## Given request
Exactly repeat all the records below, omitting the images they hold.

[Dataset records]
○ ○ ○
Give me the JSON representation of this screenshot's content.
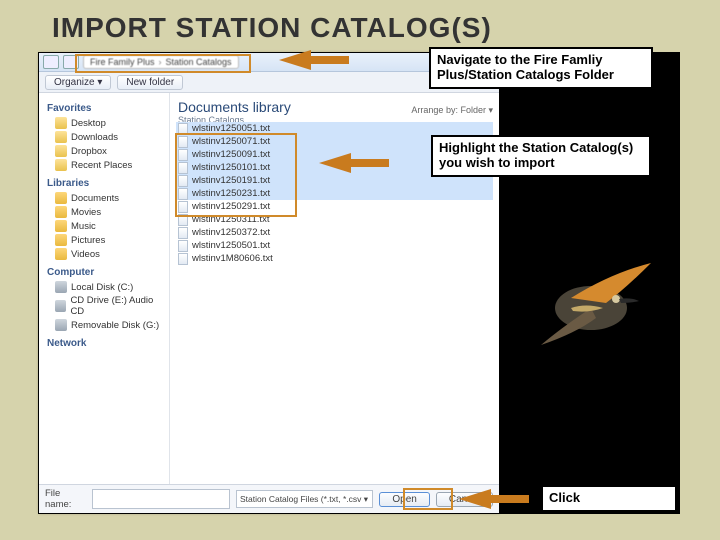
{
  "slide_title": "IMPORT STATION CATALOG(S)",
  "callouts": {
    "c1": "Navigate to the Fire Famliy Plus/Station Catalogs Folder",
    "c2": "Highlight the Station Catalog(s) you wish to import",
    "c3": "Click"
  },
  "breadcrumb": {
    "p1": "Fire Family Plus",
    "p2": "Station Catalogs"
  },
  "toolbar": {
    "organize": "Organize ▾",
    "newfolder": "New folder"
  },
  "library": {
    "title": "Documents library",
    "subtitle": "Station Catalogs",
    "arrange_label": "Arrange by:",
    "arrange_value": "Folder ▾"
  },
  "nav": {
    "favorites_title": "Favorites",
    "favorites": [
      {
        "label": "Desktop"
      },
      {
        "label": "Downloads"
      },
      {
        "label": "Dropbox"
      },
      {
        "label": "Recent Places"
      }
    ],
    "libraries_title": "Libraries",
    "libraries": [
      {
        "label": "Documents"
      },
      {
        "label": "Movies"
      },
      {
        "label": "Music"
      },
      {
        "label": "Pictures"
      },
      {
        "label": "Videos"
      }
    ],
    "computer_title": "Computer",
    "computer": [
      {
        "label": "Local Disk (C:)"
      },
      {
        "label": "CD Drive (E:) Audio CD"
      },
      {
        "label": "Removable Disk (G:)"
      }
    ],
    "network_title": "Network"
  },
  "files": [
    {
      "name": "wlstinv1250051.txt",
      "selected": true
    },
    {
      "name": "wlstinv1250071.txt",
      "selected": true
    },
    {
      "name": "wlstinv1250091.txt",
      "selected": true
    },
    {
      "name": "wlstinv1250101.txt",
      "selected": true
    },
    {
      "name": "wlstinv1250191.txt",
      "selected": true
    },
    {
      "name": "wlstinv1250231.txt",
      "selected": true
    },
    {
      "name": "wlstinv1250291.txt",
      "selected": false
    },
    {
      "name": "wlstinv1250311.txt",
      "selected": false
    },
    {
      "name": "wlstinv1250372.txt",
      "selected": false
    },
    {
      "name": "wlstinv1250501.txt",
      "selected": false
    },
    {
      "name": "wlstinv1M80606.txt",
      "selected": false
    }
  ],
  "footer": {
    "filename_label": "File name:",
    "filter": "Station Catalog Files (*.txt, *.csv ▾",
    "open": "Open",
    "cancel": "Cancel"
  }
}
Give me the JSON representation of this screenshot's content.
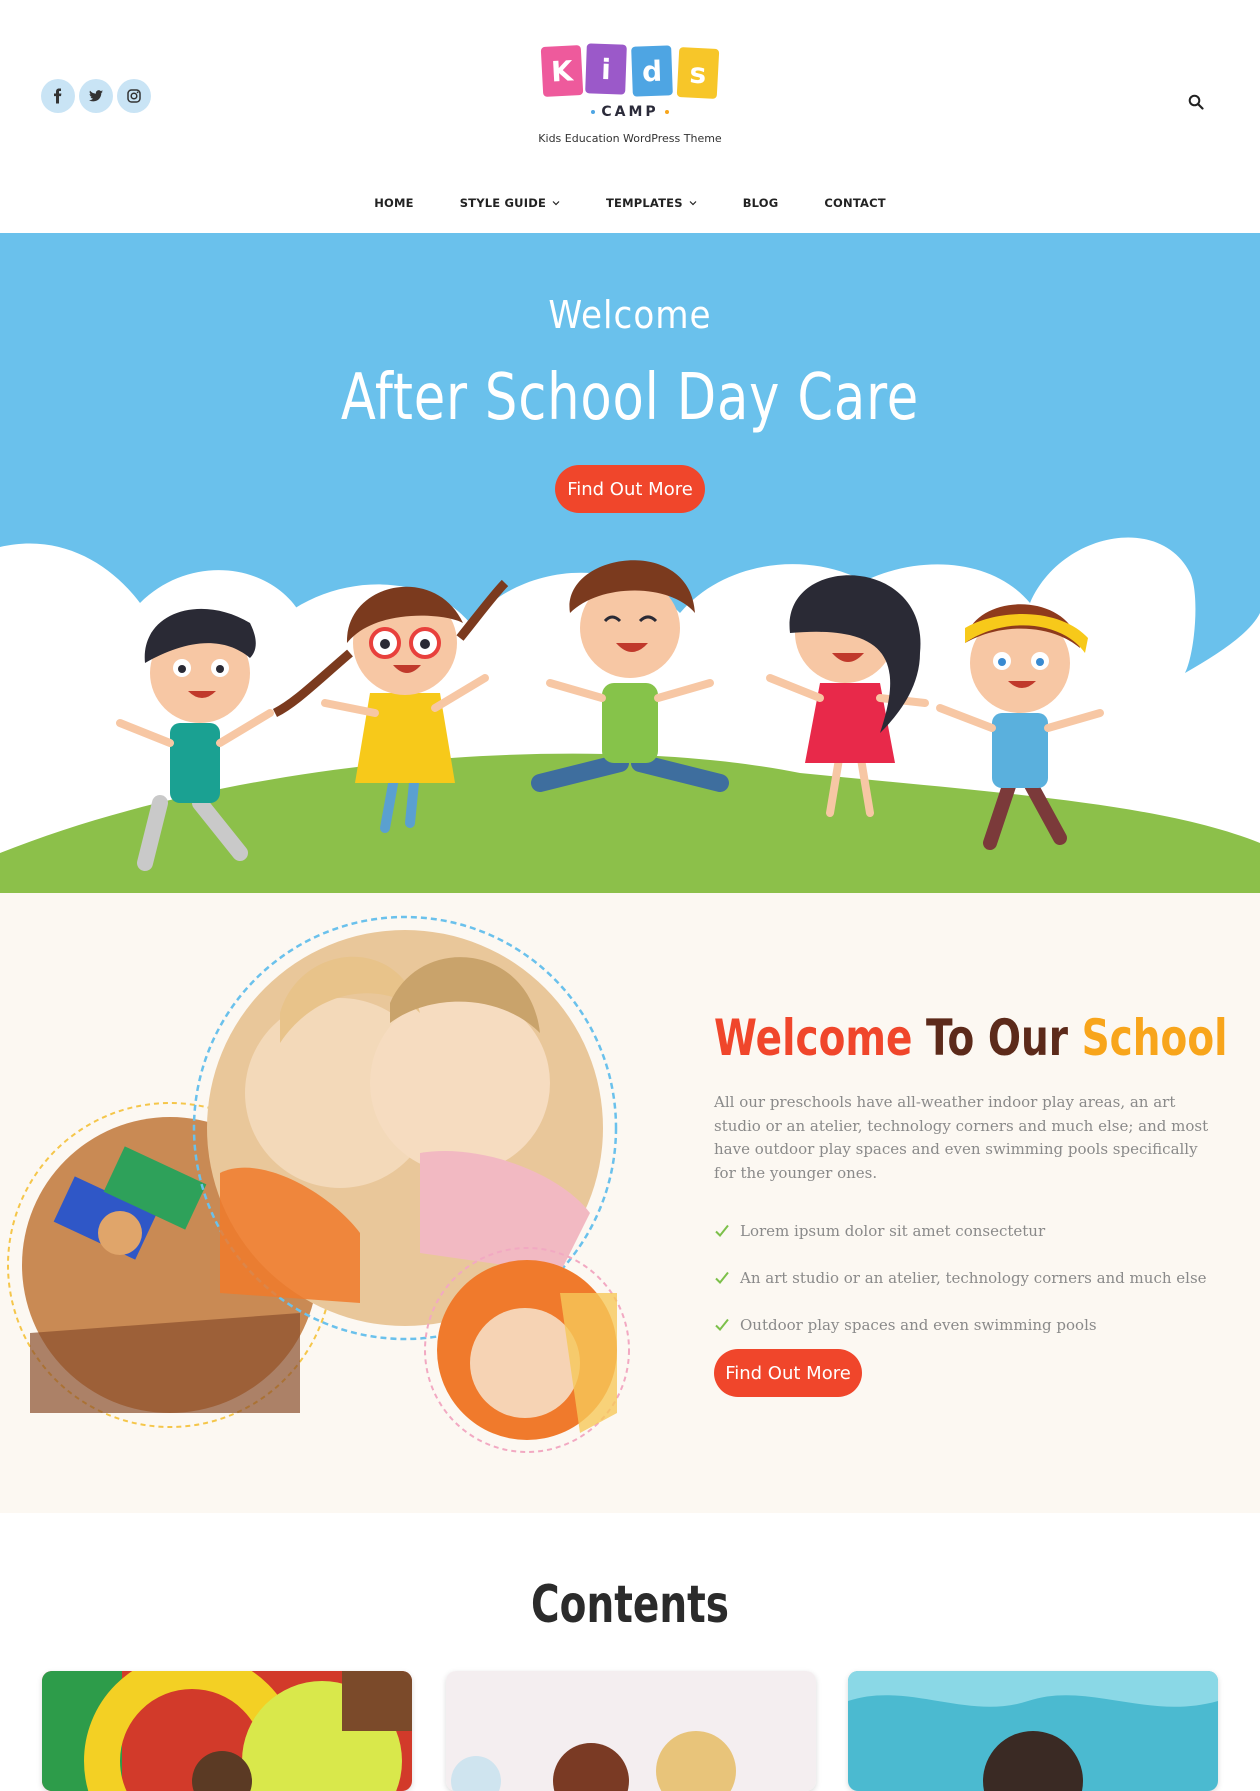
{
  "header": {
    "social": [
      {
        "name": "facebook",
        "icon": "facebook-icon"
      },
      {
        "name": "twitter",
        "icon": "twitter-icon"
      },
      {
        "name": "instagram",
        "icon": "instagram-icon"
      }
    ],
    "logo": {
      "letters": [
        "K",
        "i",
        "d",
        "s"
      ],
      "letter_colors": [
        "#ee5a9c",
        "#9b59c9",
        "#4ea5e3",
        "#f7c629"
      ],
      "sub": "CAMP",
      "tagline": "Kids Education WordPress Theme"
    },
    "search_icon": "search-icon"
  },
  "nav": {
    "items": [
      {
        "label": "HOME",
        "has_dropdown": false
      },
      {
        "label": "STYLE GUIDE",
        "has_dropdown": true
      },
      {
        "label": "TEMPLATES",
        "has_dropdown": true
      },
      {
        "label": "BLOG",
        "has_dropdown": false
      },
      {
        "label": "CONTACT",
        "has_dropdown": false
      }
    ]
  },
  "hero": {
    "kicker": "Welcome",
    "title": "After School Day Care",
    "button": "Find Out More",
    "colors": {
      "sky": "#6ac1ec",
      "grass": "#8cc04a",
      "cloud": "#ffffff",
      "button": "#f0462b"
    }
  },
  "welcome": {
    "title_parts": [
      "Welcome",
      "To Our",
      "School"
    ],
    "text": "All our preschools have all-weather indoor play areas, an art studio or an atelier, technology corners and much else; and most have outdoor play spaces and even swimming pools specifically for the younger ones.",
    "checklist": [
      "Lorem ipsum dolor sit amet consectetur",
      "An art studio or an atelier, technology corners and much else",
      "Outdoor play spaces and even swimming pools"
    ],
    "button": "Find Out More",
    "colors": {
      "title_1": "#f0462b",
      "title_2": "#5c2a1a",
      "title_3": "#f8a51b",
      "check": "#7cc04a"
    }
  },
  "contents": {
    "title": "Contents"
  }
}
○ ○ ○
## Response to the task
Give me the JSON representation of this screenshot's content.
{
  "slide_title": "IMPORT STATION CATALOG(S)",
  "callouts": {
    "c1": "Navigate to the Fire Famliy Plus/Station Catalogs Folder",
    "c2": "Highlight the Station Catalog(s) you wish to import",
    "c3": "Click"
  },
  "breadcrumb": {
    "p1": "Fire Family Plus",
    "p2": "Station Catalogs"
  },
  "toolbar": {
    "organize": "Organize ▾",
    "newfolder": "New folder"
  },
  "library": {
    "title": "Documents library",
    "subtitle": "Station Catalogs",
    "arrange_label": "Arrange by:",
    "arrange_value": "Folder ▾"
  },
  "nav": {
    "favorites_title": "Favorites",
    "favorites": [
      {
        "label": "Desktop"
      },
      {
        "label": "Downloads"
      },
      {
        "label": "Dropbox"
      },
      {
        "label": "Recent Places"
      }
    ],
    "libraries_title": "Libraries",
    "libraries": [
      {
        "label": "Documents"
      },
      {
        "label": "Movies"
      },
      {
        "label": "Music"
      },
      {
        "label": "Pictures"
      },
      {
        "label": "Videos"
      }
    ],
    "computer_title": "Computer",
    "computer": [
      {
        "label": "Local Disk (C:)"
      },
      {
        "label": "CD Drive (E:) Audio CD"
      },
      {
        "label": "Removable Disk (G:)"
      }
    ],
    "network_title": "Network"
  },
  "files": [
    {
      "name": "wlstinv1250051.txt",
      "selected": true
    },
    {
      "name": "wlstinv1250071.txt",
      "selected": true
    },
    {
      "name": "wlstinv1250091.txt",
      "selected": true
    },
    {
      "name": "wlstinv1250101.txt",
      "selected": true
    },
    {
      "name": "wlstinv1250191.txt",
      "selected": true
    },
    {
      "name": "wlstinv1250231.txt",
      "selected": true
    },
    {
      "name": "wlstinv1250291.txt",
      "selected": false
    },
    {
      "name": "wlstinv1250311.txt",
      "selected": false
    },
    {
      "name": "wlstinv1250372.txt",
      "selected": false
    },
    {
      "name": "wlstinv1250501.txt",
      "selected": false
    },
    {
      "name": "wlstinv1M80606.txt",
      "selected": false
    }
  ],
  "footer": {
    "filename_label": "File name:",
    "filter": "Station Catalog Files (*.txt, *.csv ▾",
    "open": "Open",
    "cancel": "Cancel"
  }
}
Give me the JSON representation of this screenshot's content.
{
  "header": {
    "social": [
      {
        "name": "facebook",
        "icon": "facebook-icon"
      },
      {
        "name": "twitter",
        "icon": "twitter-icon"
      },
      {
        "name": "instagram",
        "icon": "instagram-icon"
      }
    ],
    "logo": {
      "letters": [
        "K",
        "i",
        "d",
        "s"
      ],
      "letter_colors": [
        "#ee5a9c",
        "#9b59c9",
        "#4ea5e3",
        "#f7c629"
      ],
      "sub": "CAMP",
      "tagline": "Kids Education WordPress Theme"
    },
    "search_icon": "search-icon"
  },
  "nav": {
    "items": [
      {
        "label": "HOME",
        "has_dropdown": false
      },
      {
        "label": "STYLE GUIDE",
        "has_dropdown": true
      },
      {
        "label": "TEMPLATES",
        "has_dropdown": true
      },
      {
        "label": "BLOG",
        "has_dropdown": false
      },
      {
        "label": "CONTACT",
        "has_dropdown": false
      }
    ]
  },
  "hero": {
    "kicker": "Welcome",
    "title": "After School Day Care",
    "button": "Find Out More",
    "colors": {
      "sky": "#6ac1ec",
      "grass": "#8cc04a",
      "cloud": "#ffffff",
      "button": "#f0462b"
    }
  },
  "welcome": {
    "title_parts": [
      "Welcome",
      "To Our",
      "School"
    ],
    "text": "All our preschools have all-weather indoor play areas, an art studio or an atelier, technology corners and much else; and most have outdoor play spaces and even swimming pools specifically for the younger ones.",
    "checklist": [
      "Lorem ipsum dolor sit amet consectetur",
      "An art studio or an atelier, technology corners and much else",
      "Outdoor play spaces and even swimming pools"
    ],
    "button": "Find Out More",
    "colors": {
      "title_1": "#f0462b",
      "title_2": "#5c2a1a",
      "title_3": "#f8a51b",
      "check": "#7cc04a"
    }
  },
  "contents": {
    "title": "Contents"
  }
}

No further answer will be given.